**EXERCISE BRIEF**
Skip the pictures and repeat each line of the data exactly.

(Stored data)
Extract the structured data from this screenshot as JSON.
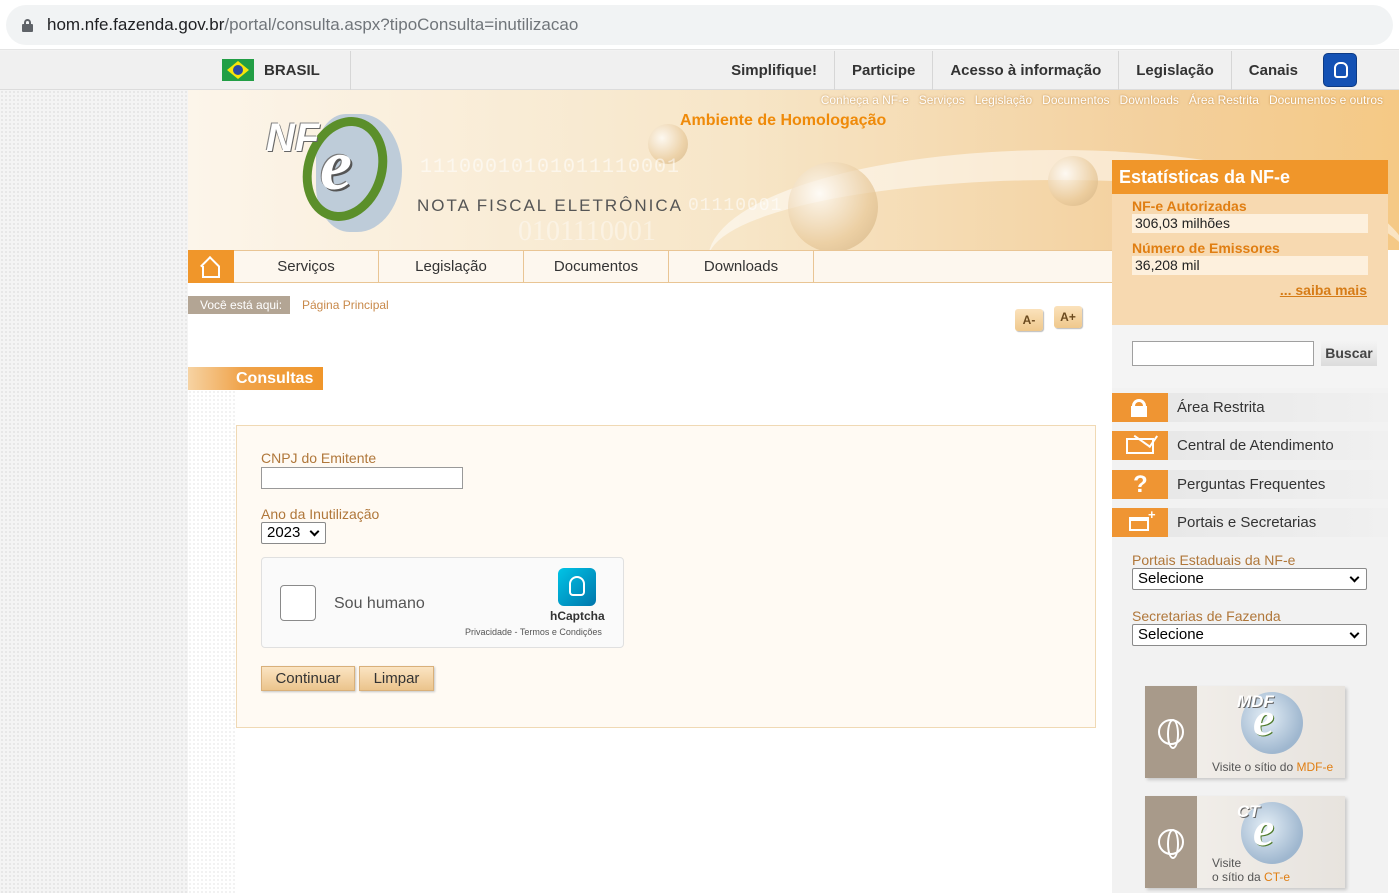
{
  "browser": {
    "url_host": "hom.nfe.fazenda.gov.br",
    "url_path": "/portal/consulta.aspx?tipoConsulta=inutilizacao"
  },
  "gov_bar": {
    "country": "BRASIL",
    "links": [
      "Simplifique!",
      "Participe",
      "Acesso à informação",
      "Legislação",
      "Canais"
    ]
  },
  "banner": {
    "top_links": [
      "Conheça a NF-e",
      "Serviços",
      "Legislação",
      "Documentos",
      "Downloads",
      "Área Restrita",
      "Documentos e outros"
    ],
    "environment": "Ambiente de Homologação",
    "logo_nf": "NF",
    "logo_e": "e",
    "subtitle": "NOTA FISCAL ELETRÔNICA",
    "binary_a": "11100010101011110001",
    "binary_b": "01110001",
    "binary_c": "0101110001"
  },
  "main_nav": [
    "Serviços",
    "Legislação",
    "Documentos",
    "Downloads"
  ],
  "breadcrumb": {
    "label": "Você está aqui:",
    "current": "Página Principal"
  },
  "font_controls": {
    "decrease": "A-",
    "increase": "A+"
  },
  "section_title": "Consultas",
  "form": {
    "cnpj_label": "CNPJ do Emitente",
    "cnpj_value": "",
    "year_label": "Ano da Inutilização",
    "year_value": "2023",
    "captcha_text": "Sou humano",
    "captcha_brand": "hCaptcha",
    "captcha_links": "Privacidade - Termos e Condições",
    "continue_label": "Continuar",
    "clear_label": "Limpar"
  },
  "stats": {
    "title": "Estatísticas da NF-e",
    "authorized_label": "NF-e Autorizadas",
    "authorized_value": "306,03 milhões",
    "issuers_label": "Número de Emissores",
    "issuers_value": "36,208 mil",
    "more_link": "... saiba mais"
  },
  "search": {
    "button_label": "Buscar",
    "value": ""
  },
  "sidebar": {
    "items": [
      {
        "label": "Área Restrita",
        "icon": "lock-icon"
      },
      {
        "label": "Central de Atendimento",
        "icon": "envelope-icon"
      },
      {
        "label": "Perguntas Frequentes",
        "icon": "question-icon"
      },
      {
        "label": "Portais e Secretarias",
        "icon": "window-plus-icon"
      }
    ],
    "state_portals_label": "Portais Estaduais da NF-e",
    "state_portals_value": "Selecione",
    "secretaries_label": "Secretarias de Fazenda",
    "secretaries_value": "Selecione"
  },
  "promos": {
    "mdfe": {
      "brand": "MDF",
      "caption_prefix": "Visite o sítio do ",
      "caption_highlight": "MDF-e"
    },
    "cte": {
      "brand": "CT",
      "caption_line1": "Visite",
      "caption_prefix": "o sítio da ",
      "caption_highlight": "CT-e"
    }
  },
  "colors": {
    "accent_orange": "#f0962a",
    "label_brown": "#b0773a",
    "gov_blue": "#1351b4"
  }
}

**SOLUTION FOR THIS TASK**
Extract the structured data from this screenshot as JSON.
{
  "browser": {
    "url_host": "hom.nfe.fazenda.gov.br",
    "url_path": "/portal/consulta.aspx?tipoConsulta=inutilizacao"
  },
  "gov_bar": {
    "country": "BRASIL",
    "links": [
      "Simplifique!",
      "Participe",
      "Acesso à informação",
      "Legislação",
      "Canais"
    ]
  },
  "banner": {
    "top_links": [
      "Conheça a NF-e",
      "Serviços",
      "Legislação",
      "Documentos",
      "Downloads",
      "Área Restrita",
      "Documentos e outros"
    ],
    "environment": "Ambiente de Homologação",
    "logo_nf": "NF",
    "logo_e": "e",
    "subtitle": "NOTA FISCAL ELETRÔNICA",
    "binary_a": "11100010101011110001",
    "binary_b": "01110001",
    "binary_c": "0101110001"
  },
  "main_nav": [
    "Serviços",
    "Legislação",
    "Documentos",
    "Downloads"
  ],
  "breadcrumb": {
    "label": "Você está aqui:",
    "current": "Página Principal"
  },
  "font_controls": {
    "decrease": "A-",
    "increase": "A+"
  },
  "section_title": "Consultas",
  "form": {
    "cnpj_label": "CNPJ do Emitente",
    "cnpj_value": "",
    "year_label": "Ano da Inutilização",
    "year_value": "2023",
    "captcha_text": "Sou humano",
    "captcha_brand": "hCaptcha",
    "captcha_links": "Privacidade - Termos e Condições",
    "continue_label": "Continuar",
    "clear_label": "Limpar"
  },
  "stats": {
    "title": "Estatísticas da NF-e",
    "authorized_label": "NF-e Autorizadas",
    "authorized_value": "306,03 milhões",
    "issuers_label": "Número de Emissores",
    "issuers_value": "36,208 mil",
    "more_link": "... saiba mais"
  },
  "search": {
    "button_label": "Buscar",
    "value": ""
  },
  "sidebar": {
    "items": [
      {
        "label": "Área Restrita",
        "icon": "lock-icon"
      },
      {
        "label": "Central de Atendimento",
        "icon": "envelope-icon"
      },
      {
        "label": "Perguntas Frequentes",
        "icon": "question-icon"
      },
      {
        "label": "Portais e Secretarias",
        "icon": "window-plus-icon"
      }
    ],
    "state_portals_label": "Portais Estaduais da NF-e",
    "state_portals_value": "Selecione",
    "secretaries_label": "Secretarias de Fazenda",
    "secretaries_value": "Selecione"
  },
  "promos": {
    "mdfe": {
      "brand": "MDF",
      "caption_prefix": "Visite o sítio do ",
      "caption_highlight": "MDF-e"
    },
    "cte": {
      "brand": "CT",
      "caption_line1": "Visite",
      "caption_prefix": "o sítio da ",
      "caption_highlight": "CT-e"
    }
  },
  "colors": {
    "accent_orange": "#f0962a",
    "label_brown": "#b0773a",
    "gov_blue": "#1351b4"
  }
}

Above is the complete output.